>> begin

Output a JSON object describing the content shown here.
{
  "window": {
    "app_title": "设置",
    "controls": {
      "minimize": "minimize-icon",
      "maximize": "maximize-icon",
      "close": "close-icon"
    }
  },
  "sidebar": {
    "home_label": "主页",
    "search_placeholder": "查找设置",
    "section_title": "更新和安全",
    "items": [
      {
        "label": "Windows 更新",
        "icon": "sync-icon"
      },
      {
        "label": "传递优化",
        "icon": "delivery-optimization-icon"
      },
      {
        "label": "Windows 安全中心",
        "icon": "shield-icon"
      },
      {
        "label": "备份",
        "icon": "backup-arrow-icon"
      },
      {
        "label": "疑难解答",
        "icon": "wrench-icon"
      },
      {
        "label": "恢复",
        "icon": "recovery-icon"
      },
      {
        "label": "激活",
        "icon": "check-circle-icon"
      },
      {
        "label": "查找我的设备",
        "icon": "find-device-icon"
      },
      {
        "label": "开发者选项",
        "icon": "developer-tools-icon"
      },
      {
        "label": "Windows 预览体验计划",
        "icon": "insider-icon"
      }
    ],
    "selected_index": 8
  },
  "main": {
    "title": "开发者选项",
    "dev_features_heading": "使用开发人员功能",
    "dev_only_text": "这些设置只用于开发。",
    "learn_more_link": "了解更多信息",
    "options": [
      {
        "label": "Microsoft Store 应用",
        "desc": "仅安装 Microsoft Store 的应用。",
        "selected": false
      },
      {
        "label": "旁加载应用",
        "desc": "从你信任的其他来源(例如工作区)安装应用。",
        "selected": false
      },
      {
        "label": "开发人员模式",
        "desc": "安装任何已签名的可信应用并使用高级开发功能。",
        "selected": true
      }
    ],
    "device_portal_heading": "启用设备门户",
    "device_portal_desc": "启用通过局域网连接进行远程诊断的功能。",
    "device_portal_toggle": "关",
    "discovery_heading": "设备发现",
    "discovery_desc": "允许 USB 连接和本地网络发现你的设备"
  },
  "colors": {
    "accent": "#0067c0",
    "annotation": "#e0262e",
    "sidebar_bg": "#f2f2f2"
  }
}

>> end

## Work required
The records above need to be transcribed in full. Keep every character unchanged.

## The solution
Output a JSON object describing the content shown here.
{
  "window": {
    "app_title": "设置",
    "controls": {
      "minimize": "minimize-icon",
      "maximize": "maximize-icon",
      "close": "close-icon"
    }
  },
  "sidebar": {
    "home_label": "主页",
    "search_placeholder": "查找设置",
    "section_title": "更新和安全",
    "items": [
      {
        "label": "Windows 更新",
        "icon": "sync-icon"
      },
      {
        "label": "传递优化",
        "icon": "delivery-optimization-icon"
      },
      {
        "label": "Windows 安全中心",
        "icon": "shield-icon"
      },
      {
        "label": "备份",
        "icon": "backup-arrow-icon"
      },
      {
        "label": "疑难解答",
        "icon": "wrench-icon"
      },
      {
        "label": "恢复",
        "icon": "recovery-icon"
      },
      {
        "label": "激活",
        "icon": "check-circle-icon"
      },
      {
        "label": "查找我的设备",
        "icon": "find-device-icon"
      },
      {
        "label": "开发者选项",
        "icon": "developer-tools-icon"
      },
      {
        "label": "Windows 预览体验计划",
        "icon": "insider-icon"
      }
    ],
    "selected_index": 8
  },
  "main": {
    "title": "开发者选项",
    "dev_features_heading": "使用开发人员功能",
    "dev_only_text": "这些设置只用于开发。",
    "learn_more_link": "了解更多信息",
    "options": [
      {
        "label": "Microsoft Store 应用",
        "desc": "仅安装 Microsoft Store 的应用。",
        "selected": false
      },
      {
        "label": "旁加载应用",
        "desc": "从你信任的其他来源(例如工作区)安装应用。",
        "selected": false
      },
      {
        "label": "开发人员模式",
        "desc": "安装任何已签名的可信应用并使用高级开发功能。",
        "selected": true
      }
    ],
    "device_portal_heading": "启用设备门户",
    "device_portal_desc": "启用通过局域网连接进行远程诊断的功能。",
    "device_portal_toggle": "关",
    "discovery_heading": "设备发现",
    "discovery_desc": "允许 USB 连接和本地网络发现你的设备"
  },
  "colors": {
    "accent": "#0067c0",
    "annotation": "#e0262e",
    "sidebar_bg": "#f2f2f2"
  }
}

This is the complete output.